Directions: Print the entries in full, word for word, but not the pictures.

[Data entries]
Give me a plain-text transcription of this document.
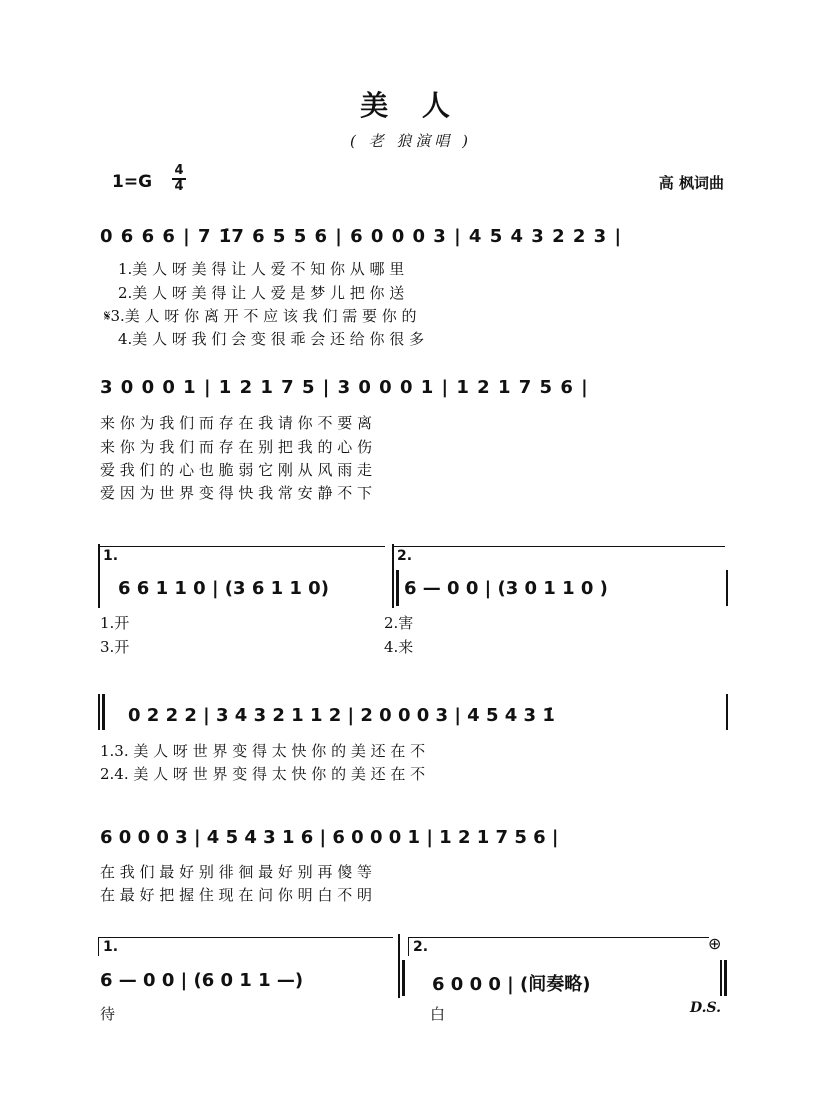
美 人
( 老 狼演唱 )
1=G
4
4	高 枫词曲
0 6 6 6 | 7 1̇7 6 5 5 6 | 6 0 0 0 3 | 4 5 4 3 2 2 3 |
1.美 人 呀 美 得 让 人 爱 不 知 你 从 哪 里
2.美 人 呀 美 得 让 人 爱 是 梦 儿 把 你 送
𝄋3.美 人 呀 你 离 开 不 应 该 我 们 需 要 你 的
4.美 人 呀 我 们 会 变 很 乖 会 还 给 你 很 多
3 0 0 0 1 | 1 2 1 7 5 | 3 0 0 0 1 | 1 2 1 7 5 6 |
来 你 为 我 们 而 存 在 我 请 你 不 要 离
来 你 为 我 们 而 存 在 别 把 我 的 心 伤
爱 我 们 的 心 也 脆 弱 它 刚 从 风 雨 走
爱 因 为 世 界 变 得 快 我 常 安 静 不 下
1.	2.
6 6 1 1 0 | (3 6 1 1 0)	6 — 0 0 | (3 0 1 1 0 )
1.开
3.开
2.害
4.来
0 2 2 2 | 3 4 3 2 1 1 2 | 2 0 0 0 3 | 4 5 4 3 1̇
1.3. 美 人 呀 世 界 变 得 太 快 你 的 美 还 在 不
2.4. 美 人 呀 世 界 变 得 太 快 你 的 美 还 在 不
6 0 0 0 3 | 4 5 4 3 1 6 | 6 0 0 0 1 | 1 2 1 7 5 6 |
在 我 们 最 好 别 徘 徊 最 好 别 再 傻 等
在 最 好 把 握 住 现 在 问 你 明 白 不 明
1.	2.	⊕
6 — 0 0 | (6 0 1 1 —)	6 0 0 0 | (间奏略)
待	白	D.S.
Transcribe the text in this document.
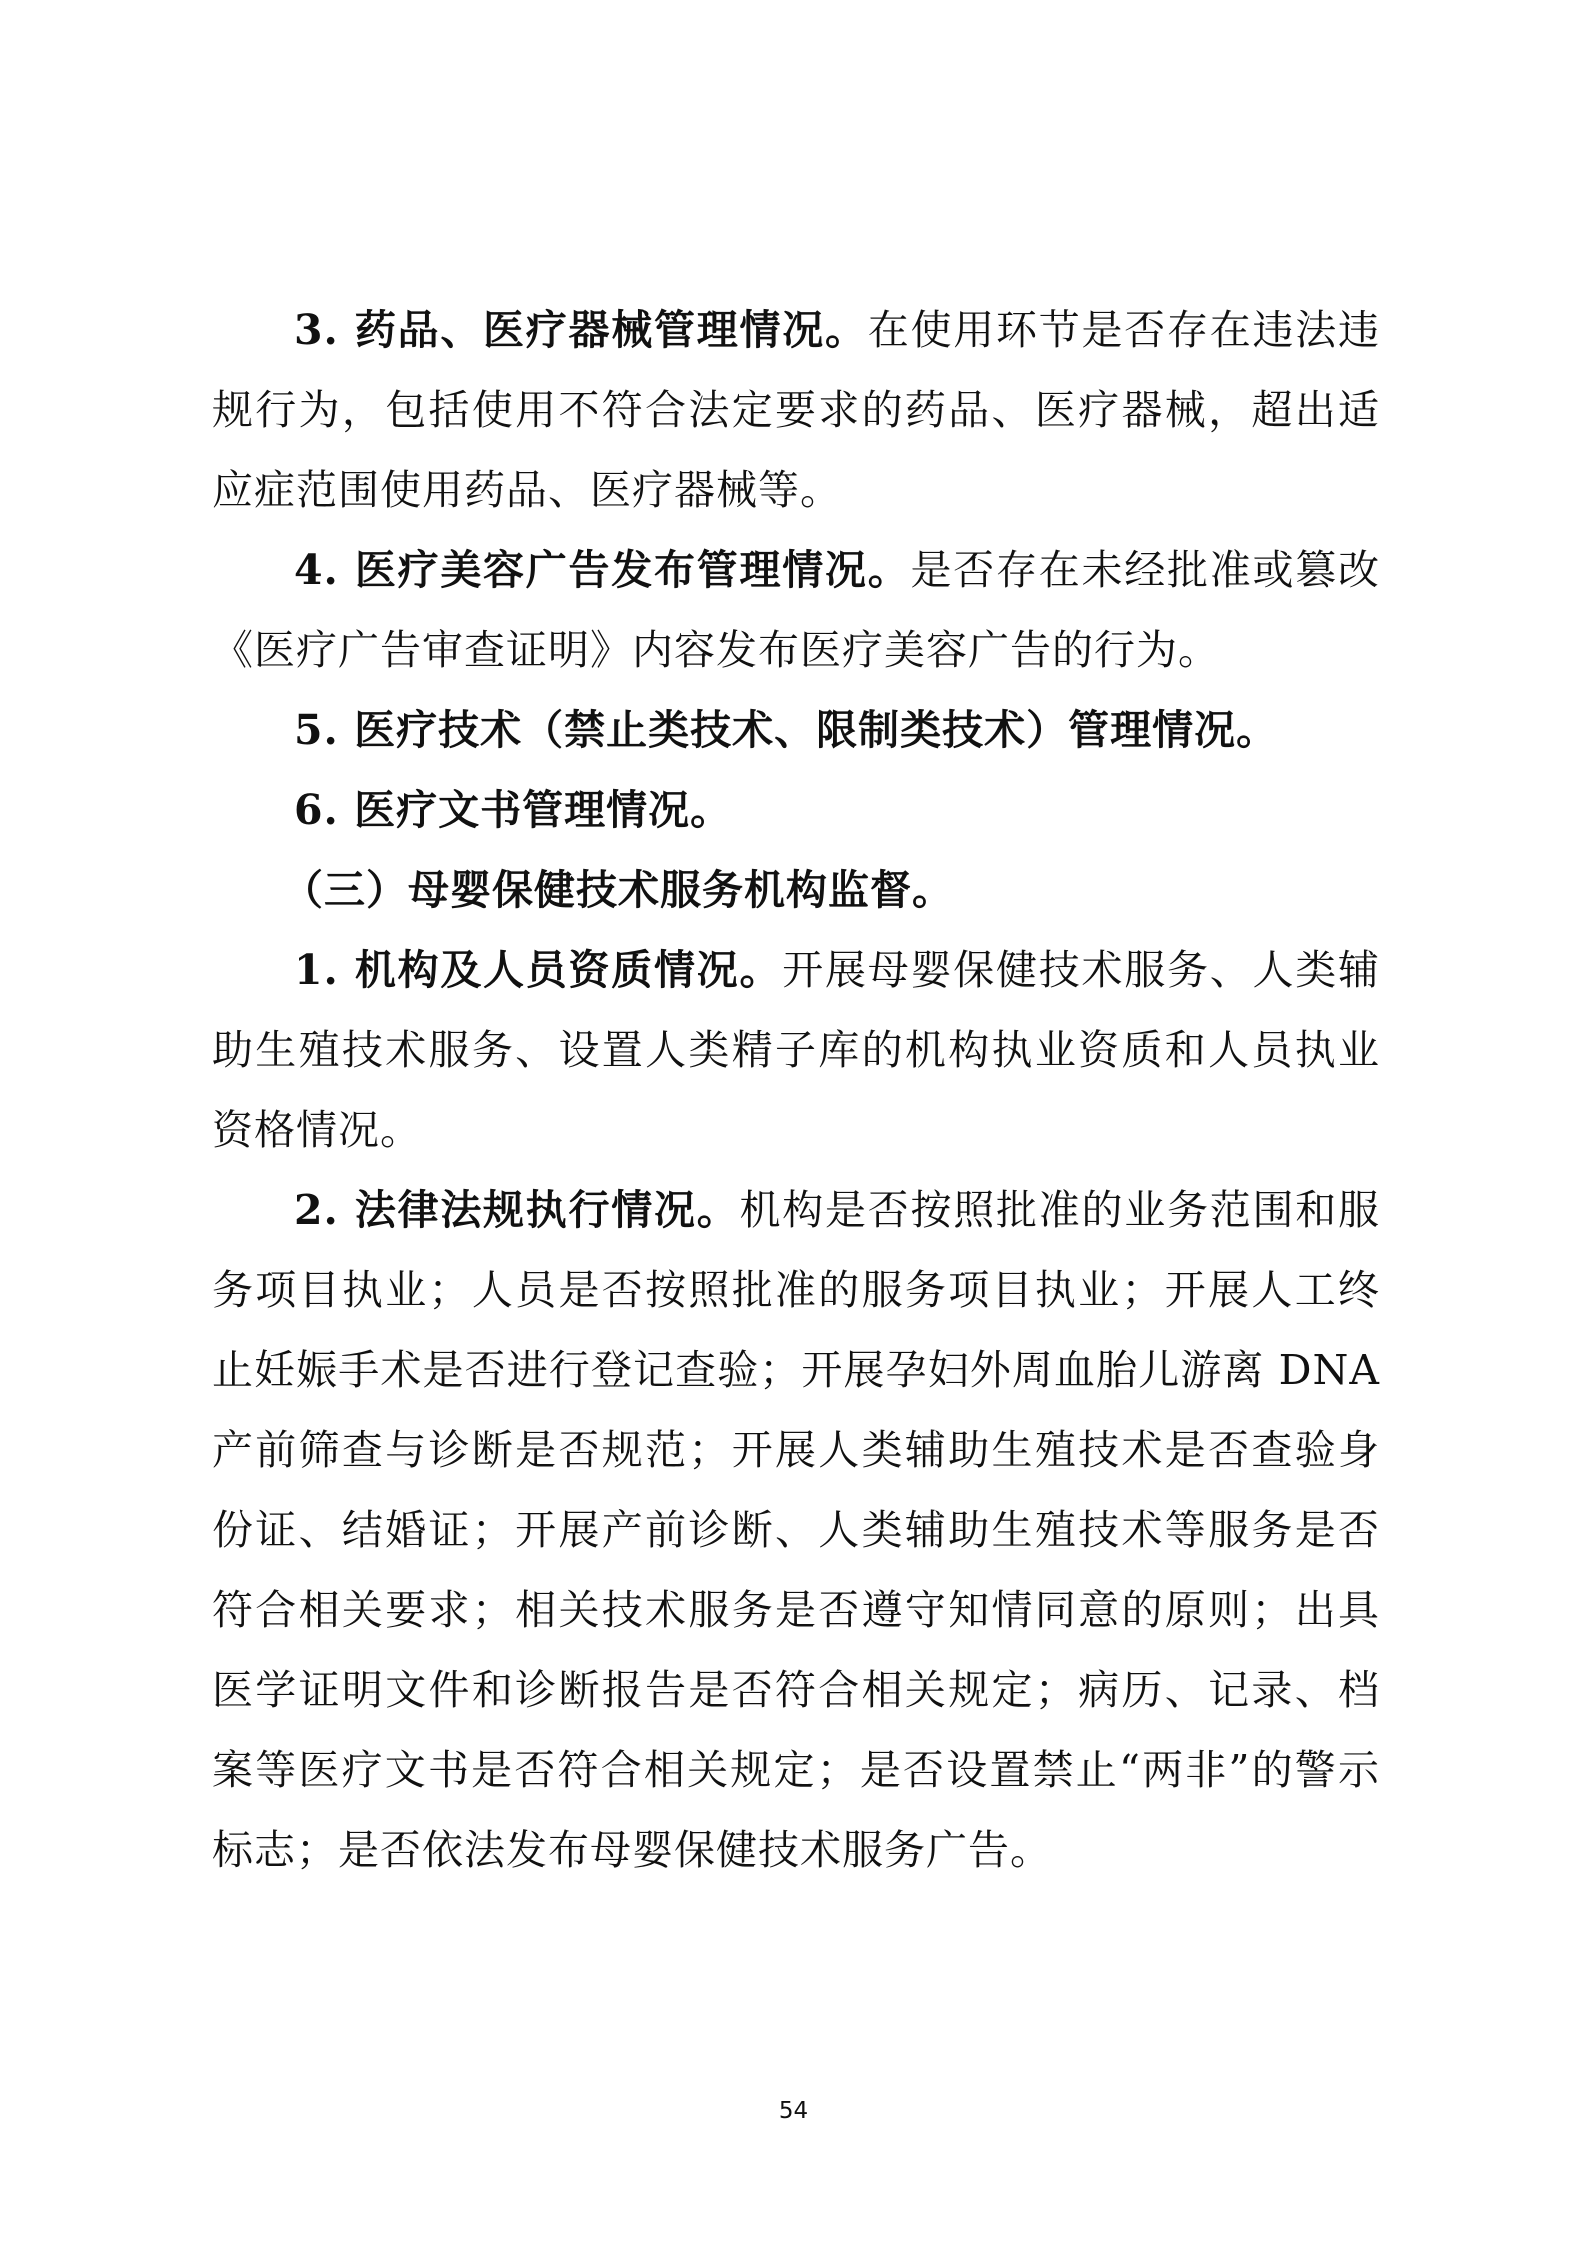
3. 药品、医疗器械管理情况。在使用环节是否存在违法违规行为，包括使用不符合法定要求的药品、医疗器械，超出适应症范围使用药品、医疗器械等。

4. 医疗美容广告发布管理情况。是否存在未经批准或篡改《医疗广告审查证明》内容发布医疗美容广告的行为。

5. 医疗技术（禁止类技术、限制类技术）管理情况。

6. 医疗文书管理情况。

（三）母婴保健技术服务机构监督。

1. 机构及人员资质情况。开展母婴保健技术服务、人类辅助生殖技术服务、设置人类精子库的机构执业资质和人员执业资格情况。

2. 法律法规执行情况。机构是否按照批准的业务范围和服务项目执业；人员是否按照批准的服务项目执业；开展人工终止妊娠手术是否进行登记查验；开展孕妇外周血胎儿游离 DNA 产前筛查与诊断是否规范；开展人类辅助生殖技术是否查验身份证、结婚证；开展产前诊断、人类辅助生殖技术等服务是否符合相关要求；相关技术服务是否遵守知情同意的原则；出具医学证明文件和诊断报告是否符合相关规定；病历、记录、档案等医疗文书是否符合相关规定；是否设置禁止“两非”的警示标志；是否依法发布母婴保健技术服务广告。

54
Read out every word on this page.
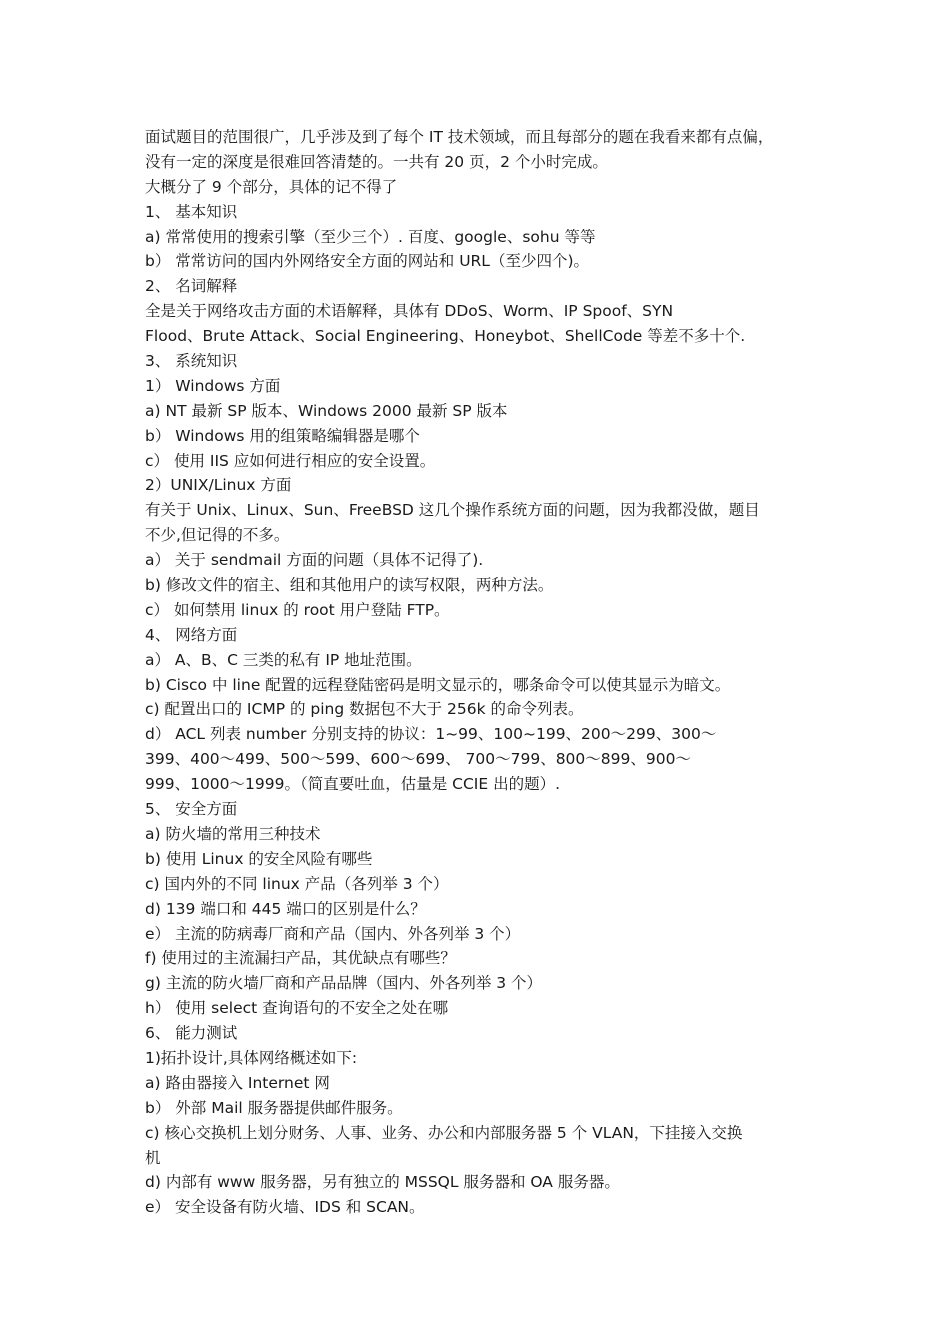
面试题目的范围很广，几乎涉及到了每个 IT 技术领域，而且每部分的题在我看来都有点偏，
没有一定的深度是很难回答清楚的。一共有 20 页，2 个小时完成。
大概分了 9 个部分，具体的记不得了
1、 基本知识
a) 常常使用的搜索引擎（至少三个）. 百度、google、sohu 等等
b） 常常访问的国内外网络安全方面的网站和 URL（至少四个)。
2、 名词解释
全是关于网络攻击方面的术语解释，具体有 DDoS、Worm、IP Spoof、SYN
Flood、Brute Attack、Social Engineering、Honeybot、ShellCode 等差不多十个.
3、 系统知识
1） Windows 方面
a) NT 最新 SP 版本、Windows 2000 最新 SP 版本
b） Windows 用的组策略编辑器是哪个
c） 使用 IIS 应如何进行相应的安全设置。
2）UNIX/Linux 方面
有关于 Unix、Linux、Sun、FreeBSD 这几个操作系统方面的问题，因为我都没做，题目
不少,但记得的不多。
a） 关于 sendmail 方面的问题（具体不记得了).
b) 修改文件的宿主、组和其他用户的读写权限，两种方法。
c） 如何禁用 linux 的 root 用户登陆 FTP。
4、 网络方面
a） A、B、C 三类的私有 IP 地址范围。
b) Cisco 中 line 配置的远程登陆密码是明文显示的，哪条命令可以使其显示为暗文。
c) 配置出口的 ICMP 的 ping 数据包不大于 256k 的命令列表。
d） ACL 列表 number 分别支持的协议：1~99、100~199、200～299、300～
399、400～499、500～599、600～699、 700～799、800～899、900～
999、1000～1999。（简直要吐血，估量是 CCIE 出的题）.
5、 安全方面
a) 防火墙的常用三种技术
b) 使用 Linux 的安全风险有哪些
c) 国内外的不同 linux 产品（各列举 3 个）
d) 139 端口和 445 端口的区别是什么？
e） 主流的防病毒厂商和产品（国内、外各列举 3 个）
f) 使用过的主流漏扫产品，其优缺点有哪些？
g) 主流的防火墙厂商和产品品牌（国内、外各列举 3 个）
h） 使用 select 查询语句的不安全之处在哪
6、 能力测试
1)拓扑设计,具体网络概述如下:
a) 路由器接入 Internet 网
b） 外部 Mail 服务器提供邮件服务。
c) 核心交换机上划分财务、人事、业务、办公和内部服务器 5 个 VLAN，下挂接入交换
机
d) 内部有 www 服务器，另有独立的 MSSQL 服务器和 OA 服务器。
e） 安全设备有防火墙、IDS 和 SCAN。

Task result:
Give me a plain-text transcription of this document.
美 人
( 老 狼演唱 )
1=G
4
4	高 枫词曲
0 6 6 6 | 7 1̇7 6 5 5 6 | 6 0 0 0 3 | 4 5 4 3 2 2 3 |
1.美 人 呀 美 得 让 人 爱 不 知 你 从 哪 里
2.美 人 呀 美 得 让 人 爱 是 梦 儿 把 你 送
𝄋3.美 人 呀 你 离 开 不 应 该 我 们 需 要 你 的
4.美 人 呀 我 们 会 变 很 乖 会 还 给 你 很 多
3 0 0 0 1 | 1 2 1 7 5 | 3 0 0 0 1 | 1 2 1 7 5 6 |
来 你 为 我 们 而 存 在 我 请 你 不 要 离
来 你 为 我 们 而 存 在 别 把 我 的 心 伤
爱 我 们 的 心 也 脆 弱 它 刚 从 风 雨 走
爱 因 为 世 界 变 得 快 我 常 安 静 不 下
1.	2.
6 6 1 1 0 | (3 6 1 1 0)	6 — 0 0 | (3 0 1 1 0 )
1.开
3.开
2.害
4.来
0 2 2 2 | 3 4 3 2 1 1 2 | 2 0 0 0 3 | 4 5 4 3 1̇
1.3. 美 人 呀 世 界 变 得 太 快 你 的 美 还 在 不
2.4. 美 人 呀 世 界 变 得 太 快 你 的 美 还 在 不
6 0 0 0 3 | 4 5 4 3 1 6 | 6 0 0 0 1 | 1 2 1 7 5 6 |
在 我 们 最 好 别 徘 徊 最 好 别 再 傻 等
在 最 好 把 握 住 现 在 问 你 明 白 不 明
1.	2.	⊕
6 — 0 0 | (6 0 1 1 —)	6 0 0 0 | (间奏略)
待	白	D.S.
Transcribe the text in this document.
3. 药品、医疗器械管理情况。在使用环节是否存在违法违规行为，包括使用不符合法定要求的药品、医疗器械，超出适应症范围使用药品、医疗器械等。

4. 医疗美容广告发布管理情况。是否存在未经批准或篡改《医疗广告审查证明》内容发布医疗美容广告的行为。

5. 医疗技术（禁止类技术、限制类技术）管理情况。

6. 医疗文书管理情况。

（三）母婴保健技术服务机构监督。

1. 机构及人员资质情况。开展母婴保健技术服务、人类辅助生殖技术服务、设置人类精子库的机构执业资质和人员执业资格情况。

2. 法律法规执行情况。机构是否按照批准的业务范围和服务项目执业；人员是否按照批准的服务项目执业；开展人工终止妊娠手术是否进行登记查验；开展孕妇外周血胎儿游离 DNA 产前筛查与诊断是否规范；开展人类辅助生殖技术是否查验身份证、结婚证；开展产前诊断、人类辅助生殖技术等服务是否符合相关要求；相关技术服务是否遵守知情同意的原则；出具医学证明文件和诊断报告是否符合相关规定；病历、记录、档案等医疗文书是否符合相关规定；是否设置禁止“两非”的警示标志；是否依法发布母婴保健技术服务广告。

54
Read out every word on this page.
面试题目的范围很广，几乎涉及到了每个 IT 技术领域，而且每部分的题在我看来都有点偏，
没有一定的深度是很难回答清楚的。一共有 20 页，2 个小时完成。
大概分了 9 个部分，具体的记不得了
1、 基本知识
a) 常常使用的搜索引擎（至少三个）. 百度、google、sohu 等等
b） 常常访问的国内外网络安全方面的网站和 URL（至少四个)。
2、 名词解释
全是关于网络攻击方面的术语解释，具体有 DDoS、Worm、IP Spoof、SYN
Flood、Brute Attack、Social Engineering、Honeybot、ShellCode 等差不多十个.
3、 系统知识
1） Windows 方面
a) NT 最新 SP 版本、Windows 2000 最新 SP 版本
b） Windows 用的组策略编辑器是哪个
c） 使用 IIS 应如何进行相应的安全设置。
2）UNIX/Linux 方面
有关于 Unix、Linux、Sun、FreeBSD 这几个操作系统方面的问题，因为我都没做，题目
不少,但记得的不多。
a） 关于 sendmail 方面的问题（具体不记得了).
b) 修改文件的宿主、组和其他用户的读写权限，两种方法。
c） 如何禁用 linux 的 root 用户登陆 FTP。
4、 网络方面
a） A、B、C 三类的私有 IP 地址范围。
b) Cisco 中 line 配置的远程登陆密码是明文显示的，哪条命令可以使其显示为暗文。
c) 配置出口的 ICMP 的 ping 数据包不大于 256k 的命令列表。
d） ACL 列表 number 分别支持的协议：1~99、100~199、200～299、300～
399、400～499、500～599、600～699、 700～799、800～899、900～
999、1000～1999。（简直要吐血，估量是 CCIE 出的题）.
5、 安全方面
a) 防火墙的常用三种技术
b) 使用 Linux 的安全风险有哪些
c) 国内外的不同 linux 产品（各列举 3 个）
d) 139 端口和 445 端口的区别是什么？
e） 主流的防病毒厂商和产品（国内、外各列举 3 个）
f) 使用过的主流漏扫产品，其优缺点有哪些？
g) 主流的防火墙厂商和产品品牌（国内、外各列举 3 个）
h） 使用 select 查询语句的不安全之处在哪
6、 能力测试
1)拓扑设计,具体网络概述如下:
a) 路由器接入 Internet 网
b） 外部 Mail 服务器提供邮件服务。
c) 核心交换机上划分财务、人事、业务、办公和内部服务器 5 个 VLAN，下挂接入交换
机
d) 内部有 www 服务器，另有独立的 MSSQL 服务器和 OA 服务器。
e） 安全设备有防火墙、IDS 和 SCAN。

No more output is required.